● Work instructions: Note each line that includes the word "with". Copy those lines.
####################
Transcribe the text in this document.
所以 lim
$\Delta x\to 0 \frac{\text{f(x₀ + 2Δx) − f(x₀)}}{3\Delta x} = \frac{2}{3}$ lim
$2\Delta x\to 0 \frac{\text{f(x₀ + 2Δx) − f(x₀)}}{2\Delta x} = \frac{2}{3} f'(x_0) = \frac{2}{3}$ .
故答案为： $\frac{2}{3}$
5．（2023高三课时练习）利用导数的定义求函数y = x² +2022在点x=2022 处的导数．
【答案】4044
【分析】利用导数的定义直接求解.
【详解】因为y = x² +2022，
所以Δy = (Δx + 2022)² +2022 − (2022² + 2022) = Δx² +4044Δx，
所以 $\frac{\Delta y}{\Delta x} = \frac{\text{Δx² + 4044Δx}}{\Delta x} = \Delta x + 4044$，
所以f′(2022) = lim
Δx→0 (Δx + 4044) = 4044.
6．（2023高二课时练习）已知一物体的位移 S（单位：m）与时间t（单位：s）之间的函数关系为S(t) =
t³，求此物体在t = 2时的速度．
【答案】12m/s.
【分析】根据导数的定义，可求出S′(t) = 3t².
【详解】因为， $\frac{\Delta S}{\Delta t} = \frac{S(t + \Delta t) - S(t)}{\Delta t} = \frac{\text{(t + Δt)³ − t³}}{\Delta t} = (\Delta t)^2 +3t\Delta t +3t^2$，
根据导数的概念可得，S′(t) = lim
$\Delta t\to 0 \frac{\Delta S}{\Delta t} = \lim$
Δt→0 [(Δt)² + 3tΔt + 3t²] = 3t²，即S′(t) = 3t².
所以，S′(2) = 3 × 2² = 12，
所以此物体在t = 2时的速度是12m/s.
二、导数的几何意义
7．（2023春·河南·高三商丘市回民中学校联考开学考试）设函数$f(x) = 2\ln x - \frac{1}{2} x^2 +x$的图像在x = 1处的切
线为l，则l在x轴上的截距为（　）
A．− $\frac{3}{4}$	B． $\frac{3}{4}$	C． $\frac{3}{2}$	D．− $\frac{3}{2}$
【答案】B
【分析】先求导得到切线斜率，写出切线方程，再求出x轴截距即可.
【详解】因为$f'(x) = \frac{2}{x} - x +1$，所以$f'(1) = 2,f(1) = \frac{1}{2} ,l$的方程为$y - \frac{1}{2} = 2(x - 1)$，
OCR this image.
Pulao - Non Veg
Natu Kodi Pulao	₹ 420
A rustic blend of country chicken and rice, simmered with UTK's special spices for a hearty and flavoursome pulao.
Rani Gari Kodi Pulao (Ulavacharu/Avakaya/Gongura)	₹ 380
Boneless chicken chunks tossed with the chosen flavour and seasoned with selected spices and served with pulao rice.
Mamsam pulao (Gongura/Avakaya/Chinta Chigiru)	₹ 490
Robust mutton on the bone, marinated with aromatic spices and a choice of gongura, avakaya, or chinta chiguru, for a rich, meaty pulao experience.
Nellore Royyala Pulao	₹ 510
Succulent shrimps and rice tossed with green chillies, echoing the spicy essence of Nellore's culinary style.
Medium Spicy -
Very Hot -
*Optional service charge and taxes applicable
####################
● Answer for this exercise:
A rustic blend of country chicken and rice, simmered with UTK's special spices for a hearty and flavoursome pulao.
Boneless chicken chunks tossed with the chosen flavour and seasoned with selected spices and served with pulao rice.
Robust mutton on the bone, marinated with aromatic spices and a choice of gongura, avakaya, or chinta chiguru, for a rich, meaty pulao experience.
Succulent shrimps and rice tossed with green chillies, echoing the spicy essence of Nellore's culinary style.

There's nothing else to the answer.